◆ Request ◆
Extract every line where the string "color" appears.

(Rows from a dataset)
______

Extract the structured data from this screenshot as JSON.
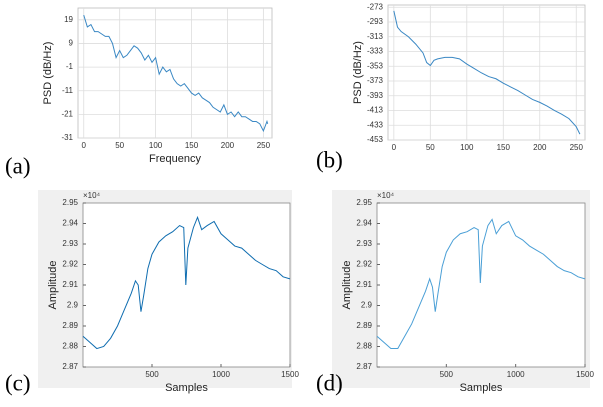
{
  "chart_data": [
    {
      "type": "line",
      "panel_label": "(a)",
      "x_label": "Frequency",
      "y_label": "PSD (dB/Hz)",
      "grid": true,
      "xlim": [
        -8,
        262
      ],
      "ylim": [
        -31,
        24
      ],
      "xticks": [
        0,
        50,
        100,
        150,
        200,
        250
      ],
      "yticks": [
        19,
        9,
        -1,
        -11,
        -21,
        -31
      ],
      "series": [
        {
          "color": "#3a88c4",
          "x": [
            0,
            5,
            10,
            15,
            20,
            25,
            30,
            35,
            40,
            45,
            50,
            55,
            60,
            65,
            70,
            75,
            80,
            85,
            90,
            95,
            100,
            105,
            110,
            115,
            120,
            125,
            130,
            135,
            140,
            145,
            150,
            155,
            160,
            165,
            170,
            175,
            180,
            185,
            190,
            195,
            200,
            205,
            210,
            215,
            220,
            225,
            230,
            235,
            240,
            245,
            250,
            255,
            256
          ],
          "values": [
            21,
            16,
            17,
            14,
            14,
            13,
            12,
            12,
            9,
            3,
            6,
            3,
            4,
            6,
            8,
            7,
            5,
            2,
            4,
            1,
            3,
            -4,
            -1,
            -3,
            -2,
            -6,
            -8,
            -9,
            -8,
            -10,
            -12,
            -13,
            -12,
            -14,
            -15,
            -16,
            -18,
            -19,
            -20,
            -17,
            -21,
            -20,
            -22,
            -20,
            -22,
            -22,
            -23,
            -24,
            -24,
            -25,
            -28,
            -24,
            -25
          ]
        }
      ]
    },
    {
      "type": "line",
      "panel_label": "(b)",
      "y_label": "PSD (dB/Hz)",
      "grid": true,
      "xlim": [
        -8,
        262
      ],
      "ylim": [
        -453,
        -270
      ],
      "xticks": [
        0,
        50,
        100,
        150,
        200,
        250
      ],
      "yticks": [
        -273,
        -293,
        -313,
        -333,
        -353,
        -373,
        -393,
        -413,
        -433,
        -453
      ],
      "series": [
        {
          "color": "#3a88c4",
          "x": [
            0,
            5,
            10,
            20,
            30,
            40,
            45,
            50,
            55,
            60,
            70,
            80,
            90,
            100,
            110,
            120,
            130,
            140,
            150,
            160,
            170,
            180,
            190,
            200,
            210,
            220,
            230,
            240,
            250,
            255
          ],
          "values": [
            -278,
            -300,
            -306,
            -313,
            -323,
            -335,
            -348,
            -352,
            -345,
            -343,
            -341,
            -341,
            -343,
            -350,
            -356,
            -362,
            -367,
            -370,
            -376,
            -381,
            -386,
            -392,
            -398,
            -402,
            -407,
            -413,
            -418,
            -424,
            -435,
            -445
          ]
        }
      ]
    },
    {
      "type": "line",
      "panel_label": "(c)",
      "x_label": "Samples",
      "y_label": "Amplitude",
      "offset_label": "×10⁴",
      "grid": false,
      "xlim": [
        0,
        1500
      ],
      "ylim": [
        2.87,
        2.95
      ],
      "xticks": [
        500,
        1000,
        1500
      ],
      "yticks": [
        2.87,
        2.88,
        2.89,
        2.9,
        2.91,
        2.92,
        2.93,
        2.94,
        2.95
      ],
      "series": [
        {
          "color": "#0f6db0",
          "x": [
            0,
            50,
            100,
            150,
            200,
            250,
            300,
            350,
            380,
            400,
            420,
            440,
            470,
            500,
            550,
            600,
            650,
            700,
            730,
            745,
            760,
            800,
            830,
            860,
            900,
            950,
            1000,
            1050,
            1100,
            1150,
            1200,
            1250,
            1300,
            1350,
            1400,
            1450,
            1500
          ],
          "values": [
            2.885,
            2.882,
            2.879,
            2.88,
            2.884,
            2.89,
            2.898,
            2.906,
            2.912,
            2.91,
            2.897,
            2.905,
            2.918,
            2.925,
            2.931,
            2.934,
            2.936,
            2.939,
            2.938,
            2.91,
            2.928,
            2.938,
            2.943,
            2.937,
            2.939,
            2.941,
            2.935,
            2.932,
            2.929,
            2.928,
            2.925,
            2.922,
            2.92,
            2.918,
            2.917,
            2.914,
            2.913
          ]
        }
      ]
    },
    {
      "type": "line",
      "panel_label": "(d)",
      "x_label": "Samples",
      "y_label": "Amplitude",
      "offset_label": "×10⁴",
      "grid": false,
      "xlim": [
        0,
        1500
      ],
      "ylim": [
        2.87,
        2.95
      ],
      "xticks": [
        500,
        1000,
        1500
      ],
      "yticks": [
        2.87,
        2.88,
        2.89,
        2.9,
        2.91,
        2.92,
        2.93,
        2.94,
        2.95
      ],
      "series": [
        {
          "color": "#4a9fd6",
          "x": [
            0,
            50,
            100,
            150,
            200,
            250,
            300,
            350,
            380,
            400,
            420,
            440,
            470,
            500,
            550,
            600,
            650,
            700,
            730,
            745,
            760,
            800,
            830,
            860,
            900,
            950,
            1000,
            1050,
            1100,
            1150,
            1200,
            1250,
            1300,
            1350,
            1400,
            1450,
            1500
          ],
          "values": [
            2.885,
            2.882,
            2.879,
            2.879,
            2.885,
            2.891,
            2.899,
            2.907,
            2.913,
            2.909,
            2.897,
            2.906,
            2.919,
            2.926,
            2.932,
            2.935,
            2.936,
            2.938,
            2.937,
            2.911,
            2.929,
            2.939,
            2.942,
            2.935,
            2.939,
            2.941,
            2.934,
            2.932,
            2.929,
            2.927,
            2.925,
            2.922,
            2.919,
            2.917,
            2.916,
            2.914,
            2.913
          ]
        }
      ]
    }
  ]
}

______

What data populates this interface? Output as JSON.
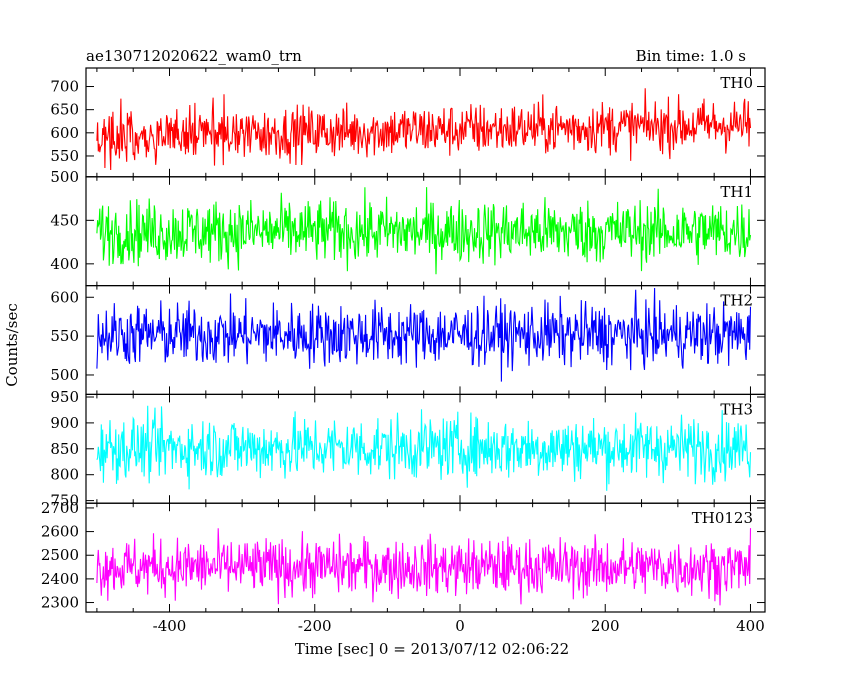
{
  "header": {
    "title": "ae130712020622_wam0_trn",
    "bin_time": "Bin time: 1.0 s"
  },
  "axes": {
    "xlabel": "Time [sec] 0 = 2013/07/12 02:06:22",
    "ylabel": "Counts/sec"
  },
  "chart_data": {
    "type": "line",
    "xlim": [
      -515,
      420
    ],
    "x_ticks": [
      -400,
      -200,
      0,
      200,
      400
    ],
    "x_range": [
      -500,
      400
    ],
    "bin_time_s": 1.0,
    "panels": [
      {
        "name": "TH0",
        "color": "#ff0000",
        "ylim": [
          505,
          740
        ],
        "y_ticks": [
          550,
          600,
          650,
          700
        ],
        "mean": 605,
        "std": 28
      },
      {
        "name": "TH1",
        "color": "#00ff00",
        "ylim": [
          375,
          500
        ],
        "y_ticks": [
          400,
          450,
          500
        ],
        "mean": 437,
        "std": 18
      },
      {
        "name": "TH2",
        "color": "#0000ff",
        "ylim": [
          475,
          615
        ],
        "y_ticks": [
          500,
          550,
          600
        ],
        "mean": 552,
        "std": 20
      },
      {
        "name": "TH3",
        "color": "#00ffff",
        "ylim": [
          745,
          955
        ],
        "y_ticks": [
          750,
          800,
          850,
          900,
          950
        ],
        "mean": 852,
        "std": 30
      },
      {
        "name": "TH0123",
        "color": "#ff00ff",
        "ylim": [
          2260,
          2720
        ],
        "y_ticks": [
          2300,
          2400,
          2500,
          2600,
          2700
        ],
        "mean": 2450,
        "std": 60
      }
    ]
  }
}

______

◆ Answer to this problem ◆
          "color": "#3a88c4",
          "color": "#3a88c4",
          "color": "#0f6db0",
          "color": "#4a9fd6",
        "color": "#ff0000",
        "color": "#00ff00",
        "color": "#0000ff",
        "color": "#00ffff",
        "color": "#ff00ff",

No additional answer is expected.